**Problem to work on:**
For the copy, please give all of the data again exactly and leave the pictures out.

[Dataset excerpts]
┌──

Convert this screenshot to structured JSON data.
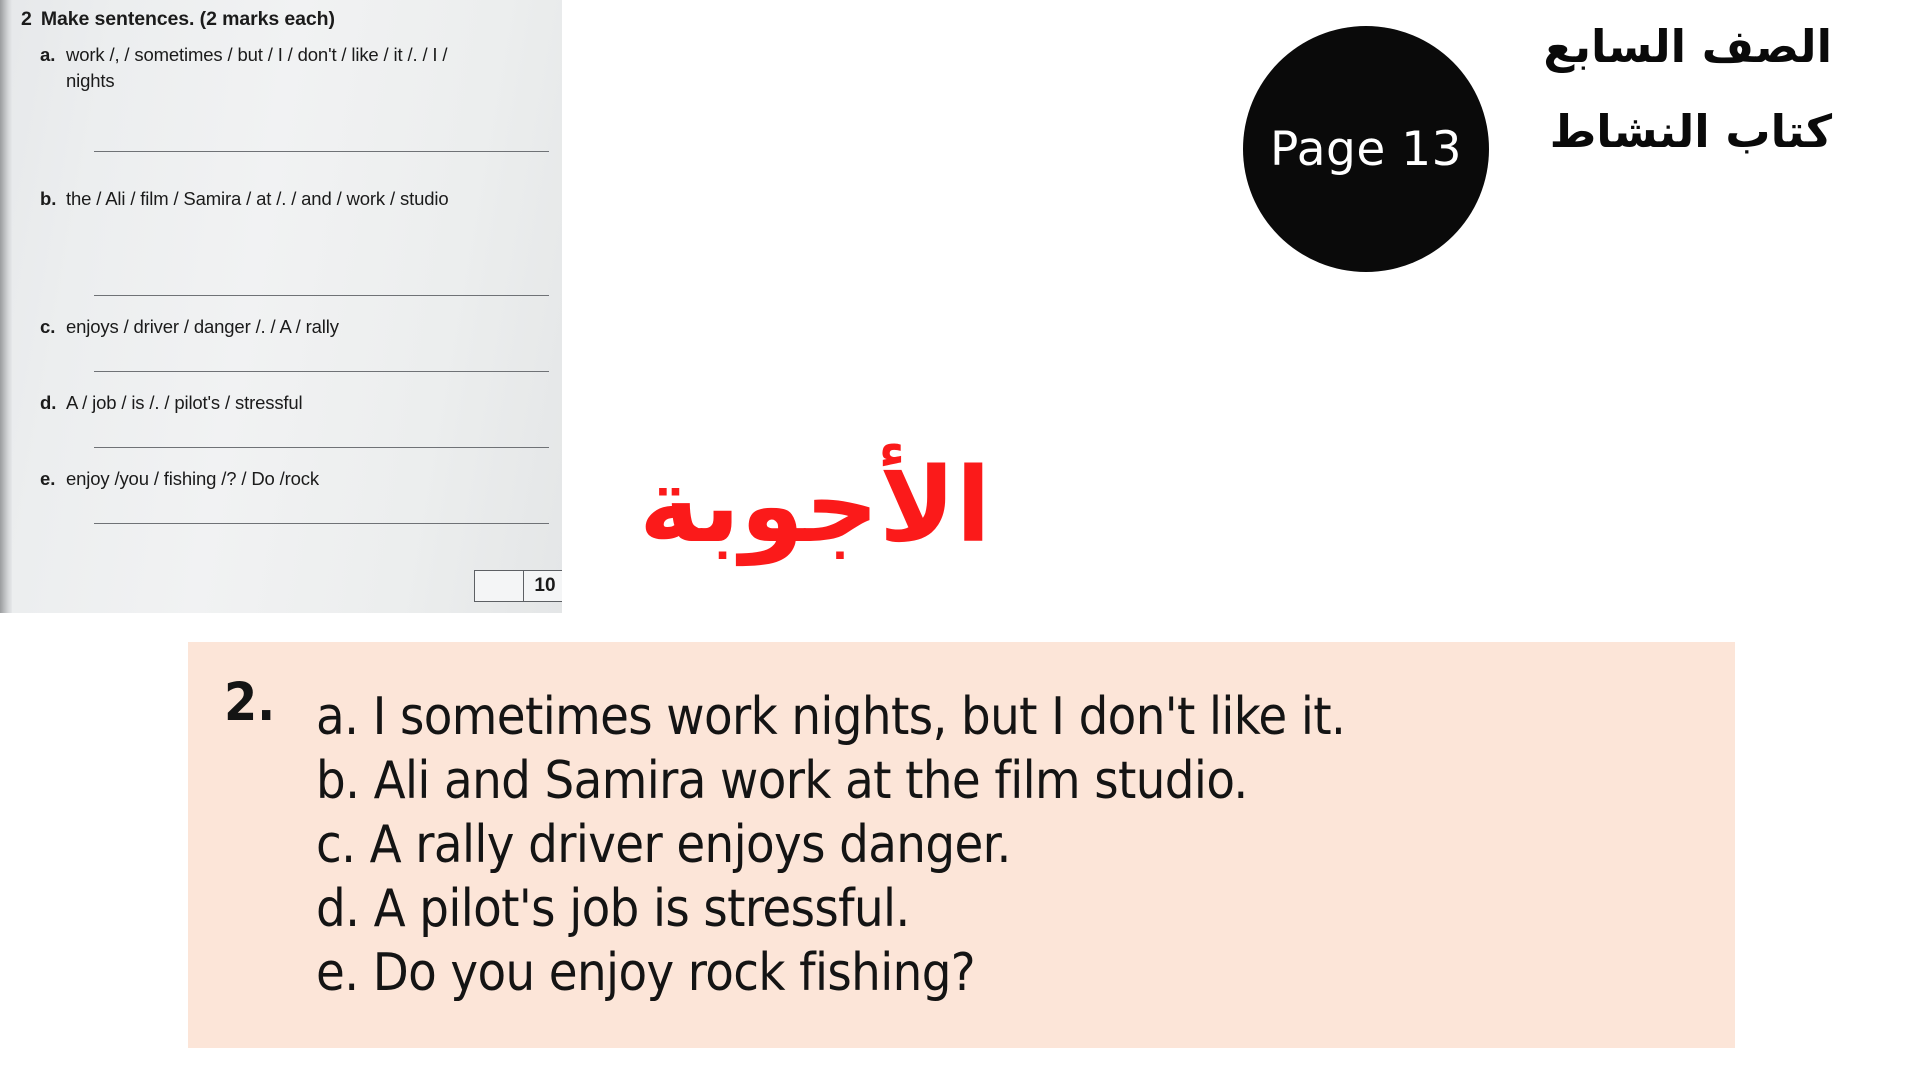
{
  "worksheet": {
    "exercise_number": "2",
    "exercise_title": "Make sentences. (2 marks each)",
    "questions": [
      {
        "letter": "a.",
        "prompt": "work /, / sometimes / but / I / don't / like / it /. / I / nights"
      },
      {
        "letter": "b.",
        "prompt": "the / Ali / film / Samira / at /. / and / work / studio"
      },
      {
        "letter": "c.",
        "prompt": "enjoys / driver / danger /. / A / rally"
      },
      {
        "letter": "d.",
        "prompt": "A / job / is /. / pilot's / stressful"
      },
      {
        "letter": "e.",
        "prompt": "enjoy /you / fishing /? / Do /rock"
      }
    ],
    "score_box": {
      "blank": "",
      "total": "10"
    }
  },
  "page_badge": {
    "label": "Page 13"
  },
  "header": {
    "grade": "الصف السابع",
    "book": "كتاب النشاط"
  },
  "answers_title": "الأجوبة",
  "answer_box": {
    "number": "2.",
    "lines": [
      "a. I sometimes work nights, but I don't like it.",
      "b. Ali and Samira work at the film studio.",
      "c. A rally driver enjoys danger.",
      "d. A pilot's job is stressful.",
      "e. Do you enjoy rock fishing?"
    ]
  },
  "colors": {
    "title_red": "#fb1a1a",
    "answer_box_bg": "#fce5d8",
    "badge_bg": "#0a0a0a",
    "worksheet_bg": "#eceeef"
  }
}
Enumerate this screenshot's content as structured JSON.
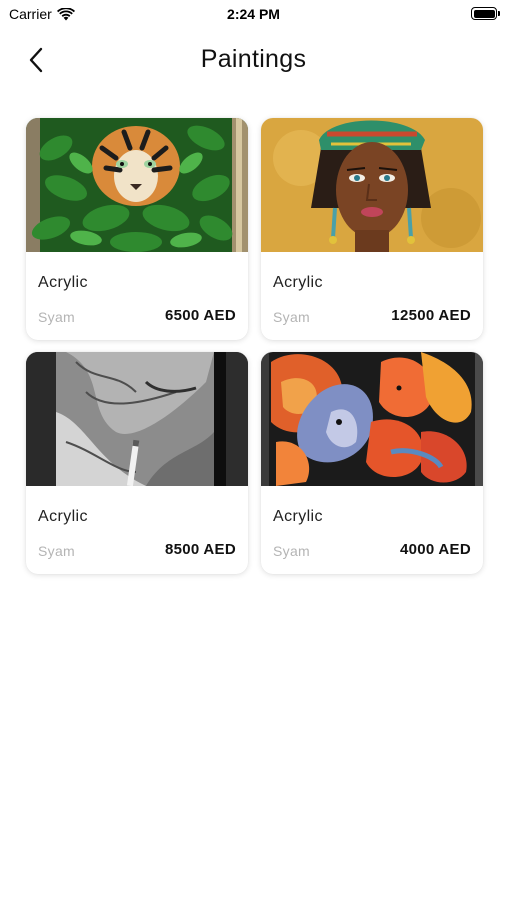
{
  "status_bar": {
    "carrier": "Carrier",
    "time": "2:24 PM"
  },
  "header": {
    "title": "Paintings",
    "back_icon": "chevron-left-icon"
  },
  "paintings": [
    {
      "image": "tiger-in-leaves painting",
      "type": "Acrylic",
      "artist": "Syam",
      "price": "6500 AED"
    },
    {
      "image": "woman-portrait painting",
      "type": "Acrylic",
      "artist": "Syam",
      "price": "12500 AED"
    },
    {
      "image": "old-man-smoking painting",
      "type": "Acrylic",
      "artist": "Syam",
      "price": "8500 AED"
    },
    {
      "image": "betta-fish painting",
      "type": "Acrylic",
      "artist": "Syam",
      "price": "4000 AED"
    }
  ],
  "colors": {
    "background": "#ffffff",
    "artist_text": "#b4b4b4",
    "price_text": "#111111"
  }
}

└──

**Final result:**
Convert this screenshot to structured JSON data.
{
  "worksheet": {
    "exercise_number": "2",
    "exercise_title": "Make sentences. (2 marks each)",
    "questions": [
      {
        "letter": "a.",
        "prompt": "work /, / sometimes / but / I / don't / like / it /. / I / nights"
      },
      {
        "letter": "b.",
        "prompt": "the / Ali / film / Samira / at /. / and / work / studio"
      },
      {
        "letter": "c.",
        "prompt": "enjoys / driver / danger /. / A / rally"
      },
      {
        "letter": "d.",
        "prompt": "A / job / is /. / pilot's / stressful"
      },
      {
        "letter": "e.",
        "prompt": "enjoy /you / fishing /? / Do /rock"
      }
    ],
    "score_box": {
      "blank": "",
      "total": "10"
    }
  },
  "page_badge": {
    "label": "Page 13"
  },
  "header": {
    "grade": "الصف السابع",
    "book": "كتاب النشاط"
  },
  "answers_title": "الأجوبة",
  "answer_box": {
    "number": "2.",
    "lines": [
      "a. I sometimes work nights, but I don't like it.",
      "b. Ali and Samira work at the film studio.",
      "c. A rally driver enjoys danger.",
      "d. A pilot's job is stressful.",
      "e. Do you enjoy rock fishing?"
    ]
  },
  "colors": {
    "title_red": "#fb1a1a",
    "answer_box_bg": "#fce5d8",
    "badge_bg": "#0a0a0a",
    "worksheet_bg": "#eceeef"
  }
}
Enumerate this screenshot's content as structured JSON.
{
  "status_bar": {
    "carrier": "Carrier",
    "time": "2:24 PM"
  },
  "header": {
    "title": "Paintings",
    "back_icon": "chevron-left-icon"
  },
  "paintings": [
    {
      "image": "tiger-in-leaves painting",
      "type": "Acrylic",
      "artist": "Syam",
      "price": "6500 AED"
    },
    {
      "image": "woman-portrait painting",
      "type": "Acrylic",
      "artist": "Syam",
      "price": "12500 AED"
    },
    {
      "image": "old-man-smoking painting",
      "type": "Acrylic",
      "artist": "Syam",
      "price": "8500 AED"
    },
    {
      "image": "betta-fish painting",
      "type": "Acrylic",
      "artist": "Syam",
      "price": "4000 AED"
    }
  ],
  "colors": {
    "background": "#ffffff",
    "artist_text": "#b4b4b4",
    "price_text": "#111111"
  }
}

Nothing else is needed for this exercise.